## Start Material for the task

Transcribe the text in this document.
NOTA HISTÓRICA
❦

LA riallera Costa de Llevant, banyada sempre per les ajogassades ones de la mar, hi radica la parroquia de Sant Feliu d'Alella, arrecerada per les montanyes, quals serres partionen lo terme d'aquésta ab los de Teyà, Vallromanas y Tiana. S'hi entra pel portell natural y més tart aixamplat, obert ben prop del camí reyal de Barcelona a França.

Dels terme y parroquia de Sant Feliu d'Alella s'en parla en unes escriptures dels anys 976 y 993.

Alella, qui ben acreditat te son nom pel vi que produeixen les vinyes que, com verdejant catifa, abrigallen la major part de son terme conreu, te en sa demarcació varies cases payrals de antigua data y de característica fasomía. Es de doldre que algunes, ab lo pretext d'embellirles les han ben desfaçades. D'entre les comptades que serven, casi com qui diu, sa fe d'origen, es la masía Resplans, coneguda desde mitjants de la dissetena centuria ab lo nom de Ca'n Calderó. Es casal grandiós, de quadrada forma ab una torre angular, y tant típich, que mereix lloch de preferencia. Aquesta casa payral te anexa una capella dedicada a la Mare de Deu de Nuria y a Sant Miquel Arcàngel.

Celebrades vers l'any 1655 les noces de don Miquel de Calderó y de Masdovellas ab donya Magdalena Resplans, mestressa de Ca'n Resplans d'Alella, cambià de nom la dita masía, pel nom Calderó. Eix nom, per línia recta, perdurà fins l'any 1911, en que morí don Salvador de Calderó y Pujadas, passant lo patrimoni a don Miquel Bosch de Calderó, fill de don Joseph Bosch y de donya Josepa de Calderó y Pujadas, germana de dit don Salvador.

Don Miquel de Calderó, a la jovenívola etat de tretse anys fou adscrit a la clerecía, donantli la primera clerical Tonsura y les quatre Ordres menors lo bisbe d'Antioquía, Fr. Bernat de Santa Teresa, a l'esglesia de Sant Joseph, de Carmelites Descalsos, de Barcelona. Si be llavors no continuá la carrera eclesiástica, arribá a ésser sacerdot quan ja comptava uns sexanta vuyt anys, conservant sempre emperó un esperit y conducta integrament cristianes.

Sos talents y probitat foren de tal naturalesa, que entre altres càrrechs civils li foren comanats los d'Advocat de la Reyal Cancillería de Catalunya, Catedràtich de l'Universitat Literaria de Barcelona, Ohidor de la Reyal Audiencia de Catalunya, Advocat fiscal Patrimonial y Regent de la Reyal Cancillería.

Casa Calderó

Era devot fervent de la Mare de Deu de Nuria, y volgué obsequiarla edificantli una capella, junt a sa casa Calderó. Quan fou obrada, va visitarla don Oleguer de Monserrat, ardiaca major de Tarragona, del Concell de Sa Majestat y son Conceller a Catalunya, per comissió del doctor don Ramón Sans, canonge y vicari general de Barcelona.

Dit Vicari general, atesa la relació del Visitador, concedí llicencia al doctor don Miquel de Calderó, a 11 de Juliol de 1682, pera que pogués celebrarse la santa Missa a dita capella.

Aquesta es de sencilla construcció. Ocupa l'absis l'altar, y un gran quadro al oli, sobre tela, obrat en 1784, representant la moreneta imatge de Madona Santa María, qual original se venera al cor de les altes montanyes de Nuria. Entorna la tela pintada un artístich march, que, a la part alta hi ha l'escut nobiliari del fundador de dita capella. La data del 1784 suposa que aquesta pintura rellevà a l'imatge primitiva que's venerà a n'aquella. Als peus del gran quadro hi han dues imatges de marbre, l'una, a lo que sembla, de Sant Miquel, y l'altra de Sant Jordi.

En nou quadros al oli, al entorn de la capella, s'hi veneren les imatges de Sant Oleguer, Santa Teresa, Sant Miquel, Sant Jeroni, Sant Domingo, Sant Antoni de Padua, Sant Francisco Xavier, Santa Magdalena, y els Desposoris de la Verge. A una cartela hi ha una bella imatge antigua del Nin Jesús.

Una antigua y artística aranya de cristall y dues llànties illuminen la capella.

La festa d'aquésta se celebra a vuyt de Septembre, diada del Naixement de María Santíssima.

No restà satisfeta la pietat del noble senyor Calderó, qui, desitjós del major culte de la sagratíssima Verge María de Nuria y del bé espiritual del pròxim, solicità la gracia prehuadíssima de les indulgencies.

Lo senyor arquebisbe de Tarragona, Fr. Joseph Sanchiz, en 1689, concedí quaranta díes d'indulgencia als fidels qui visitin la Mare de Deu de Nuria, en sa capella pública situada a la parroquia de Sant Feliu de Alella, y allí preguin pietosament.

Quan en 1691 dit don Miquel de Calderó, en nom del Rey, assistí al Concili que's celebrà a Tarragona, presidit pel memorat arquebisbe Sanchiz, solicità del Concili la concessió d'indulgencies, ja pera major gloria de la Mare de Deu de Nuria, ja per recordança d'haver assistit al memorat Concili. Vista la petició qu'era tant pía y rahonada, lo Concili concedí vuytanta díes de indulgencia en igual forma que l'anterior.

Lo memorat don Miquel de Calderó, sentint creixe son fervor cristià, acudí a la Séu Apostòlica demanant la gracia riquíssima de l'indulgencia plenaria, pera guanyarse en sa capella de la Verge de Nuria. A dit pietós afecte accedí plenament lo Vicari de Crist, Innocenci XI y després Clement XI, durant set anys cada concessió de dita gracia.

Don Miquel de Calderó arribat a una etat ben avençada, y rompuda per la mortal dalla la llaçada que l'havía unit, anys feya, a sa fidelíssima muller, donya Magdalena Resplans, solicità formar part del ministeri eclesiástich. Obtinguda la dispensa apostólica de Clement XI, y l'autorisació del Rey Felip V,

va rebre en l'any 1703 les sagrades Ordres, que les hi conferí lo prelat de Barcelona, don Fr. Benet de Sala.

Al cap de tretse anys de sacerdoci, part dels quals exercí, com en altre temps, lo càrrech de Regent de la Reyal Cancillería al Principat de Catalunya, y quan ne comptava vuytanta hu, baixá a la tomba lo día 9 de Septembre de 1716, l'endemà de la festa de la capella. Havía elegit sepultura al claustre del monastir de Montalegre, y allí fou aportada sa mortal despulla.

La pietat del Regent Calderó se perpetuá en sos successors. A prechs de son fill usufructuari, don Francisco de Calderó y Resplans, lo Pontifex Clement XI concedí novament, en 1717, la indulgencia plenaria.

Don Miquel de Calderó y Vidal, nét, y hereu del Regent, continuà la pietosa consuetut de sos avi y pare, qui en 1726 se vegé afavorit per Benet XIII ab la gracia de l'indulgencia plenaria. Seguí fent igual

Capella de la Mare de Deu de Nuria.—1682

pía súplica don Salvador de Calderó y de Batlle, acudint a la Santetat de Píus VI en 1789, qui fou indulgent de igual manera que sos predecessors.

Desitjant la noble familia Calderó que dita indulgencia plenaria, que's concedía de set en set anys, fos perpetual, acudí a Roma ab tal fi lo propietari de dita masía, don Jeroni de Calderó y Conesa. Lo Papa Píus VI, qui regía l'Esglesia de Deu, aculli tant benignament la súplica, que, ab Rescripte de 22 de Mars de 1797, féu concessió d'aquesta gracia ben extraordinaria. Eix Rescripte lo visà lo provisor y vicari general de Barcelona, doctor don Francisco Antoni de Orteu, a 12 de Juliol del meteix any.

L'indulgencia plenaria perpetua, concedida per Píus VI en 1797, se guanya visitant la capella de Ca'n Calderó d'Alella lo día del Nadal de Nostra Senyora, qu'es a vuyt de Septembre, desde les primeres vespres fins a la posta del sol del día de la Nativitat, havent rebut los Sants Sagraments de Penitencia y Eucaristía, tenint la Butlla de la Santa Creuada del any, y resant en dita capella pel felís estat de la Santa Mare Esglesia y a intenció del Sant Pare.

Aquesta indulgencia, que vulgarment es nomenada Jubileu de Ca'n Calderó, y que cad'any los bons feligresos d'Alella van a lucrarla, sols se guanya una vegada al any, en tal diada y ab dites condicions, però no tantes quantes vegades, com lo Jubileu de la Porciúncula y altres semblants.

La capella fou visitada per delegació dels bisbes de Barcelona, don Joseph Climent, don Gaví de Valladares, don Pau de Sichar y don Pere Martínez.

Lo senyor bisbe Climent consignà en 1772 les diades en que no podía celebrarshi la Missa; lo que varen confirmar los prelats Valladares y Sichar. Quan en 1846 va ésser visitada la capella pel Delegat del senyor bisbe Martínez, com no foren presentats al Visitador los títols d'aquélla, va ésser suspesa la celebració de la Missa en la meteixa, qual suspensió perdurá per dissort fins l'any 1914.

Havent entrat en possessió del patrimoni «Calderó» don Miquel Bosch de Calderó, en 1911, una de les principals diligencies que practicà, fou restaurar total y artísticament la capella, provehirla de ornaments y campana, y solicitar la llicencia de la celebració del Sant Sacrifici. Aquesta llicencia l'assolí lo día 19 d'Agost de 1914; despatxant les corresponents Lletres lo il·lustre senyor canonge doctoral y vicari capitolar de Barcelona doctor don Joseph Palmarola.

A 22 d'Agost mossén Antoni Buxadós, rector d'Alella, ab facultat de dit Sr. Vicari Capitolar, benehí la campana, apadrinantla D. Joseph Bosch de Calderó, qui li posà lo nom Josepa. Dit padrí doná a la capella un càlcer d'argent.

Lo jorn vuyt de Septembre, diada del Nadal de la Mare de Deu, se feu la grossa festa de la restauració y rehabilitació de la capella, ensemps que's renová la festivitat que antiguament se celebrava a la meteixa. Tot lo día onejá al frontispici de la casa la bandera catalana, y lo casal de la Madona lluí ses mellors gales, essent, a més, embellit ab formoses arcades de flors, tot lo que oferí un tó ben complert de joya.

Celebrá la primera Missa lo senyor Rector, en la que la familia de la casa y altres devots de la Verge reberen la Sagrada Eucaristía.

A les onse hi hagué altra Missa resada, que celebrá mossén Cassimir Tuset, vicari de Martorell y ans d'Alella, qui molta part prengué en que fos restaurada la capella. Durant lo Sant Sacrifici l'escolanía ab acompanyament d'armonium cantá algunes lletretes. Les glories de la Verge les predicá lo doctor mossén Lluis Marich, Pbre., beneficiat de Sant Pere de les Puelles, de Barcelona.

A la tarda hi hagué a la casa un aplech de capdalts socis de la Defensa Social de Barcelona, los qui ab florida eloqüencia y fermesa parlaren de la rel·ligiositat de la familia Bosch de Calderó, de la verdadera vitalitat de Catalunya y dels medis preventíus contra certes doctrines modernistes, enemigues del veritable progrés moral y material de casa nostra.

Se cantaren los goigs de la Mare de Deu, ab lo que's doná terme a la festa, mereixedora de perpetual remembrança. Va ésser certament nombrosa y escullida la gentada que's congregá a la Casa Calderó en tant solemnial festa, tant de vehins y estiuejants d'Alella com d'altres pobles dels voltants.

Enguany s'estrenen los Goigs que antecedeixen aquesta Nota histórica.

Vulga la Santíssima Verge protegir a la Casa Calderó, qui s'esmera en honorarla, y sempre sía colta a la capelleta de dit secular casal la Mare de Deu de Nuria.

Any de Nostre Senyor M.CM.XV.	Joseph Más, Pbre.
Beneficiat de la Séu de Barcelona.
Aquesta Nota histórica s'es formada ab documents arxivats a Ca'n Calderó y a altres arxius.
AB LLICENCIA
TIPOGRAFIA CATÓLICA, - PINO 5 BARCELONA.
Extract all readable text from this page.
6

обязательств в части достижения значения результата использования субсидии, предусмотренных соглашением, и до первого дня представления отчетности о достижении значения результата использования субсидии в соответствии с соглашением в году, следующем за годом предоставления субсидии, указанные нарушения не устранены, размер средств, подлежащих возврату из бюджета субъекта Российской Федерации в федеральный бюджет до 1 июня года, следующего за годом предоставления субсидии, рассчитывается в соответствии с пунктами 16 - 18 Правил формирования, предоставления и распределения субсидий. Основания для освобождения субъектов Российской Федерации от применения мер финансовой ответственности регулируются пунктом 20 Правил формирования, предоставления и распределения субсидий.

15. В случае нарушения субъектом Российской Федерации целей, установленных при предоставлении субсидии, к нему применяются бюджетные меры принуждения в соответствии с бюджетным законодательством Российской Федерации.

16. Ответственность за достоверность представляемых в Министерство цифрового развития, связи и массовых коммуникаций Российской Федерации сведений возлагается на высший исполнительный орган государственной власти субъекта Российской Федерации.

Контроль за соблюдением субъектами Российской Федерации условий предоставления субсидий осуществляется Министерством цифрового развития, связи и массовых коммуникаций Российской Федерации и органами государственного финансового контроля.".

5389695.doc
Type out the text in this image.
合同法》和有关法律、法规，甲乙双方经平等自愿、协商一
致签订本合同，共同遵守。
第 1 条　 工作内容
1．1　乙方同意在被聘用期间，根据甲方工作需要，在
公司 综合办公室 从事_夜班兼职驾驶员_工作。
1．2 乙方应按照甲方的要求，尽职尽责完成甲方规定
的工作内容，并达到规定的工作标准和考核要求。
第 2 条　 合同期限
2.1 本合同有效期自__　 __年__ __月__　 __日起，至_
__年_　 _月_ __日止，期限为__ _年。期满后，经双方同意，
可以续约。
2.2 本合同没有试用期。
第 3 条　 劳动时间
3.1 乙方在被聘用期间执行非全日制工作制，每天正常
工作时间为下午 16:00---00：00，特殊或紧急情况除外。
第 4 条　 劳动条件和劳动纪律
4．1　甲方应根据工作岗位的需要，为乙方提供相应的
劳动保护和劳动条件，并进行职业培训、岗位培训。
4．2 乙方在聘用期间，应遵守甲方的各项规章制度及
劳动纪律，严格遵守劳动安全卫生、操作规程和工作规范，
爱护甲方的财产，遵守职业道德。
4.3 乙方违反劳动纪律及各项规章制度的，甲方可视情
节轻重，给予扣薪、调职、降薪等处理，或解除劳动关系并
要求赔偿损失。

## End Material for the task

**Stated goal**
Find the word "Jeroni" in the records and pull out each line that has it.

**Solution**
En nou quadros al oli, al entorn de la capella, s'hi veneren les imatges de Sant Oleguer, Santa Teresa, Sant Miquel, Sant Jeroni, Sant Domingo, Sant Antoni de Padua, Sant Francisco Xavier, Santa Magdalena, y els Desposoris de la Verge. A una cartela hi ha una bella imatge antigua del Nin Jesús.
Desitjant la noble familia Calderó que dita indulgencia plenaria, que's concedía de set en set anys, fos perpetual, acudí a Roma ab tal fi lo propietari de dita masía, don Jeroni de Calderó y Conesa. Lo Papa Píus VI, qui regía l'Esglesia de Deu, aculli tant benignament la súplica, que, ab Rescripte de 22 de Mars de 1797, féu concessió d'aquesta gracia ben extraordinaria. Eix Rescripte lo visà lo provisor y vicari general de Barcelona, doctor don Francisco Antoni de Orteu, a 12 de Juliol del meteix any.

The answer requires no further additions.